■ **What to do**
- A) Answer these questions from the text on Lakka save files, marking each answer (i), (ii), (iii) like its question:
(i) What device is the poster running Lakka on?
(ii) What example interval is given for periodically saving data to disk?
(iii) According to the reply, what do some games use SRAM as?
- B) Copy the text on Lakka save files from "I am trying" to "as 10 seconds.", and change "Raspberry Pi 3" to "Raspberry Pi 4".
- C) Write the next part of the text on Lakka save files, beginning after its final sentence.

Save files don't write to disk until you close the game or set a save interval

I am trying to wrap my head around this difference of behavior between Lakka and for example RetroArch as installed on a Windows or standard Linux system. I am currently messing around with Lakka on a Raspberry Pi 3.

It seems that when you save your progress in a game such as an RPG (not savestates), it will keep the save file in memory and NOT write the file to disk until you properly “close” the game. Alternatively, I see that there is an option to periodically save this data to the disk at an interval such as 10 seconds.

I am not understanding the logic behind this very well. Presumably this is to save your SD card from being overwritten too much and wearing out the memory? Seems a little bit unnecessary to me. But even if this is the reason, then why is there an option to set it to write every 10 seconds (probably the worst of these scenarios for flash memory health) but there is NOT an option to just act like RetroArch on any other platform and “write to the disk right away” when the file is updated?

Or am I missing something and this is already possible to have Lakka write SRAM to the disk in “real-time”?

RetroArch doesn’t write to disk immediately anywhere. Writing to disk on any change is a no-go because some games use SRAM as scratch space–that is, it’s constantly being written to many times per second–which would be a real problem for SSDs. It also can cause performance stalls in I/O-limited environments.

Having the option is a compromise that people can opt into by enabling it but it’s much too dangerous to leave on by default.

■ **Extracted information**
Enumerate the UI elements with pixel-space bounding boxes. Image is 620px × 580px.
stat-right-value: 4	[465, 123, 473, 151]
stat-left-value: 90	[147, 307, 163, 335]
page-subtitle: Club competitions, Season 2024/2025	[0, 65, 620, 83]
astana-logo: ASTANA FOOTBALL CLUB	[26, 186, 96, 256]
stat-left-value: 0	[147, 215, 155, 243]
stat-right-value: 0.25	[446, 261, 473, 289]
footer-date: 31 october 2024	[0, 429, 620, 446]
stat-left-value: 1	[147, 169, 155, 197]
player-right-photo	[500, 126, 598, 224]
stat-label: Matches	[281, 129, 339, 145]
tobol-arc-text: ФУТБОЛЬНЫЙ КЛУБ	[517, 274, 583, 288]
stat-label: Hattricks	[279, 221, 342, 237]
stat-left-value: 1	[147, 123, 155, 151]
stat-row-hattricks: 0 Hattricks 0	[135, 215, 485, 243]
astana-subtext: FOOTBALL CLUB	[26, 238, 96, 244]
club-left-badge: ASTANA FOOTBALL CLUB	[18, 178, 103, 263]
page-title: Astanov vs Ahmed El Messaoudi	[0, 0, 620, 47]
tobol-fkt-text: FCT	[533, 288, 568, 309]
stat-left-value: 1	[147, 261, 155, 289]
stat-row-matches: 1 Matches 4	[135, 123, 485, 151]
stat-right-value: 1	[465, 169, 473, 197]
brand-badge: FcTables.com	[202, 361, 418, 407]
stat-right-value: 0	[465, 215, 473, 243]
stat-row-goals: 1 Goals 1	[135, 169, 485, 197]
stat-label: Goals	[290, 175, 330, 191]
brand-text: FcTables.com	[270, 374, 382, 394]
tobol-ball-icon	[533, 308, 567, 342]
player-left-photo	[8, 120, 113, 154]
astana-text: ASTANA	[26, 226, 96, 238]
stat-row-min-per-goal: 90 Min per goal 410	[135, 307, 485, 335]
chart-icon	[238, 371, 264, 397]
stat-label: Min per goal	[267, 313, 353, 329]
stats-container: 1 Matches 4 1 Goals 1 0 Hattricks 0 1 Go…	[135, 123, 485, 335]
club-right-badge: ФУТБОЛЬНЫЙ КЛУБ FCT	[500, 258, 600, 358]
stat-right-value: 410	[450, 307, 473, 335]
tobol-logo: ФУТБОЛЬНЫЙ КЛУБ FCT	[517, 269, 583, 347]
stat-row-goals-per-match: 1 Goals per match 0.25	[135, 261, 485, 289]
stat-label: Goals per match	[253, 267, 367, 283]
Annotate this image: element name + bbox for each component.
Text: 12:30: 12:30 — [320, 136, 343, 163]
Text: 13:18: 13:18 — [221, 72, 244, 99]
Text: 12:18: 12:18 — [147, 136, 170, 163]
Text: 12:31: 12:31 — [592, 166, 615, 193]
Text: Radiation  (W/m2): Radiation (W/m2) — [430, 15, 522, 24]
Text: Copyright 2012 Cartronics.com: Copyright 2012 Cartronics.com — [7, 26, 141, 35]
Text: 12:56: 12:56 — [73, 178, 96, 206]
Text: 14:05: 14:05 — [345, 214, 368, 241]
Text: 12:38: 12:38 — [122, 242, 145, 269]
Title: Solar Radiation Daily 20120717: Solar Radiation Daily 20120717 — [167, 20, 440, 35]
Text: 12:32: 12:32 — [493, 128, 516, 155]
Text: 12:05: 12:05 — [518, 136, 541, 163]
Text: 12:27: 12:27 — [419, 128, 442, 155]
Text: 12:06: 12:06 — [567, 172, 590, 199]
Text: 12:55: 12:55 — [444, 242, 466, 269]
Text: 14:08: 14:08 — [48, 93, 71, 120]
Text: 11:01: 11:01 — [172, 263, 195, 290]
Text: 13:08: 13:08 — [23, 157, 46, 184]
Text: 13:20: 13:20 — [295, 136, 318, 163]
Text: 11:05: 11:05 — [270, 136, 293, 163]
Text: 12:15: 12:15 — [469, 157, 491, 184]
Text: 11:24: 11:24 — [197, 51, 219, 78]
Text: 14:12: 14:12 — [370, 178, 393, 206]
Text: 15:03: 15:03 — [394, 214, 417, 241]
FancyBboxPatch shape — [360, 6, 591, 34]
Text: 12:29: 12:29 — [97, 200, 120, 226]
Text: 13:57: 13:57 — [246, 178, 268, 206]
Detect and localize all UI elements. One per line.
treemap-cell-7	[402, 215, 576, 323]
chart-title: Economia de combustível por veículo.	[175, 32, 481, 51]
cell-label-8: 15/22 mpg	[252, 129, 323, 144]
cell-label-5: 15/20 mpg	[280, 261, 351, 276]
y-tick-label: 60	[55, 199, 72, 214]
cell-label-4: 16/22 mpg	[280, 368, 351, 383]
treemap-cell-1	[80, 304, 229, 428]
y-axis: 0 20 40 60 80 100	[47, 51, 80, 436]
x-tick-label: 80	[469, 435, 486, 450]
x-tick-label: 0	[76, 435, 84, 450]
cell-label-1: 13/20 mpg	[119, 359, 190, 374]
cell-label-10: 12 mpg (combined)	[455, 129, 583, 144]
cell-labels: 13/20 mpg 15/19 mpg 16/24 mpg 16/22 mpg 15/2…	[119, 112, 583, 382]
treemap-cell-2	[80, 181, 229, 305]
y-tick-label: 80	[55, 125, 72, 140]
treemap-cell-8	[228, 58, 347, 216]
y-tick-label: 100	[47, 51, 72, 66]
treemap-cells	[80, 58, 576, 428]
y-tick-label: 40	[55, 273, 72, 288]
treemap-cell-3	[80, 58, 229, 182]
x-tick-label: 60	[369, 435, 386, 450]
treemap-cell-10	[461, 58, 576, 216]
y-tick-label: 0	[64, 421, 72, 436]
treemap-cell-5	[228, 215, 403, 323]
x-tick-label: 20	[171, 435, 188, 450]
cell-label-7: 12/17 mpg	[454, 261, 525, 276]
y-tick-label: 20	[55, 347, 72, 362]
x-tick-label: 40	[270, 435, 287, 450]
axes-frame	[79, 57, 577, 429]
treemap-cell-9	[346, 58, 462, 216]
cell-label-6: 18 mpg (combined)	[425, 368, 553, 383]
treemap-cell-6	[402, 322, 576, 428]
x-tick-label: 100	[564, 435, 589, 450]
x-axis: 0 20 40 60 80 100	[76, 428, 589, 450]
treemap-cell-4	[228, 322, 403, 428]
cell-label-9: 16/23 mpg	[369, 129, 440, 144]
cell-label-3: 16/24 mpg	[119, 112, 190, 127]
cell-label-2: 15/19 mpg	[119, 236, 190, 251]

■ **Set of answers**
- A)
(i) A Raspberry Pi 3.
(ii) 10 seconds.
(iii) Scratch space.

- B)
I am trying to wrap my head around this difference of behavior between Lakka and for example RetroArch as installed on a Windows or standard Linux system. I am currently messing around with Lakka on a Raspberry Pi 4.

It seems that when you save your progress in a game such as an RPG (not savestates), it will keep the save file in memory and NOT write the file to disk until you properly “close” the game. Alternatively, I see that there is an option to periodically save this data to the disk at an interval such as 10 seconds.

- C)
Might be nice to have a hotkey to write SRAM to disk so after saving in game users can do it manually and get a little OSD message as feedback.

Hmm… no kidding… I just tested this in Windows and obviously you’re right. It did not save my progress in Chrono Trigger until after I pressed the escape key to kill the game. I can’t believe that I’ve been using emulators and RetroArch for so long and didn’t realize this.

I suppose I’ll just have to keep this in mind. Thanks for the info!

[QUOTE=singularity098;51485]Hmm… no kidding… I just tested this in Windows and obviously you’re right. It did not save my progress in Chrono Trigger until after I pressed the escape key to kill the game. I can’t believe that I’ve been using emulators and RetroArch for so long and didn’t realize this.

I suppose I’ll just have to keep this in mind. Thanks for the info![/QUOTE]

Well, I just learnt this the hard way whilst trying to get through FF3 without using save states…

Oh well, here we go, from the top…

I also just found out playing Chrono Trigger. Shouldn’t this have a more sane default? Maybe one minute? Or 10 seconds?